• Exercise task:
Pull out every line with the word "background".
((
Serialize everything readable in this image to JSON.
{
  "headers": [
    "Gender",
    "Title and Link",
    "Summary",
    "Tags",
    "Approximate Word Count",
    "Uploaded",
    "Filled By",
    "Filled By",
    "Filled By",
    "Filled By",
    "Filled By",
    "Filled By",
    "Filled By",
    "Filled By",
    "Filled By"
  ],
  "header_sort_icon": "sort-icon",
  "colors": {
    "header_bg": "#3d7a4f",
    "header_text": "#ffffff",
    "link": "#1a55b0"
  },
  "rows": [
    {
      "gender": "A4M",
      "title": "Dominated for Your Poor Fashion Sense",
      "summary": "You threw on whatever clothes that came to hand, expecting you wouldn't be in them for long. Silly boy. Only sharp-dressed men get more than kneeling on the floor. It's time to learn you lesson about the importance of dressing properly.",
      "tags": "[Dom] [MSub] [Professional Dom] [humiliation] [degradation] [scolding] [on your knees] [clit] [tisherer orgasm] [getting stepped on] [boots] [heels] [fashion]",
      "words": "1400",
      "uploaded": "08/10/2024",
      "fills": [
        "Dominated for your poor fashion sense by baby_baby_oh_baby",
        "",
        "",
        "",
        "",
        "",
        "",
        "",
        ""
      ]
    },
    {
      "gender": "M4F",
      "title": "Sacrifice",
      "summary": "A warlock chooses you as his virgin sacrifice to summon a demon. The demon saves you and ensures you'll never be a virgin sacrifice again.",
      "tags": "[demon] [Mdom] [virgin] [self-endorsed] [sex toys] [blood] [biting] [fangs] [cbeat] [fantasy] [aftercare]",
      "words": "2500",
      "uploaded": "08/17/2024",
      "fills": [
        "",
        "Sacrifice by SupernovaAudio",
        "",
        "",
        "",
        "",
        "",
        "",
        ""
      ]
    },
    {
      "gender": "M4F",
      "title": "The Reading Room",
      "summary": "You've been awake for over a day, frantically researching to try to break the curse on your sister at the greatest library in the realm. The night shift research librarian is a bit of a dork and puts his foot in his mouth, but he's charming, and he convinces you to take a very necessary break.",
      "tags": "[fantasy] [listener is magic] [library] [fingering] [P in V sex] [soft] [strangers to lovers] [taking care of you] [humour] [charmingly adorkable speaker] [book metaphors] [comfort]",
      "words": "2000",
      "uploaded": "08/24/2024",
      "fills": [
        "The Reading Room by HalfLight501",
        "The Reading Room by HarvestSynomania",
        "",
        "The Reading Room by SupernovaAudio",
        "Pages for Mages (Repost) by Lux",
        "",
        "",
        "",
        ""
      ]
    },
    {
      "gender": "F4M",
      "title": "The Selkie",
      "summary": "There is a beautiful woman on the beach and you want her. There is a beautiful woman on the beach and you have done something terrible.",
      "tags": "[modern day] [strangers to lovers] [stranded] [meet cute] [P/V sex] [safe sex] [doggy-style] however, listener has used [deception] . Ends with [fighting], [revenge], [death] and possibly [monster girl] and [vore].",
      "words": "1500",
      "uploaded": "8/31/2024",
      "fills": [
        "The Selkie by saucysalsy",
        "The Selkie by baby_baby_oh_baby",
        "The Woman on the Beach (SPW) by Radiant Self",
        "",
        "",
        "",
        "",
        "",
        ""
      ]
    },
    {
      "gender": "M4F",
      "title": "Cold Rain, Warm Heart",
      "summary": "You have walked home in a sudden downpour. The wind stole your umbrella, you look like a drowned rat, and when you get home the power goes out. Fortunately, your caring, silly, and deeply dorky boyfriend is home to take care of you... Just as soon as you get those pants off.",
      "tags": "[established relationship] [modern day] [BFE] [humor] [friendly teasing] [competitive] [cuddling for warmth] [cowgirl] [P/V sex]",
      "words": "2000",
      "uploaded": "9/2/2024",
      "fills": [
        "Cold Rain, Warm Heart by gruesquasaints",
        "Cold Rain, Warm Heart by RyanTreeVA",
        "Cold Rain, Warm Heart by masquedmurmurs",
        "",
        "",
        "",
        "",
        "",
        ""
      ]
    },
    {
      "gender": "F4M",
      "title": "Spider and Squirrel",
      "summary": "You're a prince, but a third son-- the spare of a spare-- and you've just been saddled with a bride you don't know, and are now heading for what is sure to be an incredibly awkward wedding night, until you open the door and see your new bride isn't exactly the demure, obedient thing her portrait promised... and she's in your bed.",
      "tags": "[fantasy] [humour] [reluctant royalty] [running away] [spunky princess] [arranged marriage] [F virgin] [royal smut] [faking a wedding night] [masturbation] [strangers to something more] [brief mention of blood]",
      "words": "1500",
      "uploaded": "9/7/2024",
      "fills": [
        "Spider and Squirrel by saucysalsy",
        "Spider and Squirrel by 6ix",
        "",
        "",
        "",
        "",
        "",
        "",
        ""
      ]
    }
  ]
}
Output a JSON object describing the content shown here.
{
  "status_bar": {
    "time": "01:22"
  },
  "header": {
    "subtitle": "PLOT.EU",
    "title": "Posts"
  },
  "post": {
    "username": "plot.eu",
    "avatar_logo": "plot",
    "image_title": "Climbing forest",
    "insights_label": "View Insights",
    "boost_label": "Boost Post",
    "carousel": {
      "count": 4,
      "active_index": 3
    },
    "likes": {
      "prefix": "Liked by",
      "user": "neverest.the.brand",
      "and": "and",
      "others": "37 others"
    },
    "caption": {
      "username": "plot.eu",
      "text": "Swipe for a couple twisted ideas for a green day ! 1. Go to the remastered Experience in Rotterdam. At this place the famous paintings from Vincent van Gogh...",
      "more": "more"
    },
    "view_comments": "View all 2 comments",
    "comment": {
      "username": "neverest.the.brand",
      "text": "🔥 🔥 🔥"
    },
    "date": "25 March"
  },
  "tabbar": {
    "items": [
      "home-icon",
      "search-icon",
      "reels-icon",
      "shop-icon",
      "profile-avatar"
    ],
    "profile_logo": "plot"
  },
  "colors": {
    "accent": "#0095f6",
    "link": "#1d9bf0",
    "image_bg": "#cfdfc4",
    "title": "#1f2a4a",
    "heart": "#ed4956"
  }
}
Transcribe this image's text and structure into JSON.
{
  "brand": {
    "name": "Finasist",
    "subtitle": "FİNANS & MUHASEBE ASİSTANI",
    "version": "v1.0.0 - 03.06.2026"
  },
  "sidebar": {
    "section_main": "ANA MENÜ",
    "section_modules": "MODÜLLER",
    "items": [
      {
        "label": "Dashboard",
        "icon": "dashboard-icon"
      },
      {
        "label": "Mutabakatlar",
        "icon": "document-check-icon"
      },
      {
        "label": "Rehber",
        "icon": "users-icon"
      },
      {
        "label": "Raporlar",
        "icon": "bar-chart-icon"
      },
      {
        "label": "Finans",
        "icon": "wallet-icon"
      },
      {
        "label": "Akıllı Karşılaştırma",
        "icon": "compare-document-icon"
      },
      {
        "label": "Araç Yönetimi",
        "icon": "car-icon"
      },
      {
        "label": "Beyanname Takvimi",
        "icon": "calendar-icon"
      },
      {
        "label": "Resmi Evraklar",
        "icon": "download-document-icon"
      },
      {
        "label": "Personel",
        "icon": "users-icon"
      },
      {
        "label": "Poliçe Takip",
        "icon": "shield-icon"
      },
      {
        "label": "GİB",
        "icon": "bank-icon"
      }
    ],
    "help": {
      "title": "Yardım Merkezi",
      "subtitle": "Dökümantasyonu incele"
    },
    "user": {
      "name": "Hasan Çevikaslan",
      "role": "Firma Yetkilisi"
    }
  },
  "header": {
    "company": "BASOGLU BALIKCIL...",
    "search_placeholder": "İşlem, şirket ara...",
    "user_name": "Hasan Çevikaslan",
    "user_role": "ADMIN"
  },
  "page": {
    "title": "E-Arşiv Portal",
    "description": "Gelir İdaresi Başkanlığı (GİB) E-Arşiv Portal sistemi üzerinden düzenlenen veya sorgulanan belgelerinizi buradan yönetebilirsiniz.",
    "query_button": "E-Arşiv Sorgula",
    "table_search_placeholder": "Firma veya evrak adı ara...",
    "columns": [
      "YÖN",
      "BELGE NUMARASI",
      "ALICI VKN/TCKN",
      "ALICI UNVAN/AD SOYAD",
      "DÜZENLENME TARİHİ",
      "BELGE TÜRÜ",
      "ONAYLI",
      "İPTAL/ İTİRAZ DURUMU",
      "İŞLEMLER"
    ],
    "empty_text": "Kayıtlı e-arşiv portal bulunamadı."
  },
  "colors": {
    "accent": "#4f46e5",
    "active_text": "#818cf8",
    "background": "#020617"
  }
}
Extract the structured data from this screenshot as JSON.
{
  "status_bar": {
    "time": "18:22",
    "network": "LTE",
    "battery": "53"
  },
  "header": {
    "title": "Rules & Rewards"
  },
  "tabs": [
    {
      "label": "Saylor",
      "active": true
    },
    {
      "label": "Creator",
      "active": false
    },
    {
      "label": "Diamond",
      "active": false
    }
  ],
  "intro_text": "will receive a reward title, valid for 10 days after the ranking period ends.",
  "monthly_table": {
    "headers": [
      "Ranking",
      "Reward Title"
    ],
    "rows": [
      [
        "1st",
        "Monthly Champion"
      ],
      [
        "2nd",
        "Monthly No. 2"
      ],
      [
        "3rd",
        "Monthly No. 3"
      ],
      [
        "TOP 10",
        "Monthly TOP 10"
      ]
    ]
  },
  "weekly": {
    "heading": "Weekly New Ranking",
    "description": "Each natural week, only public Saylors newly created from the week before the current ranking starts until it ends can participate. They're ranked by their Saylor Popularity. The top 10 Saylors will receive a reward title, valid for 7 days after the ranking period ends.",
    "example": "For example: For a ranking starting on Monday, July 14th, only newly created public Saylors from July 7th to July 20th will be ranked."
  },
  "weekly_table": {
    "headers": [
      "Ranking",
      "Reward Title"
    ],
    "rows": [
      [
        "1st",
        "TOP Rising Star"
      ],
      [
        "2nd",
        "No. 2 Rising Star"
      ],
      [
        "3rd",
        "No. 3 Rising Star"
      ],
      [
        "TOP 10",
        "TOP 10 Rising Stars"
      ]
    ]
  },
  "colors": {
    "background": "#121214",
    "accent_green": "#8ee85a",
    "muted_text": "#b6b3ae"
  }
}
))
• Output:
    "background": "#020617"
    "background": "#121214",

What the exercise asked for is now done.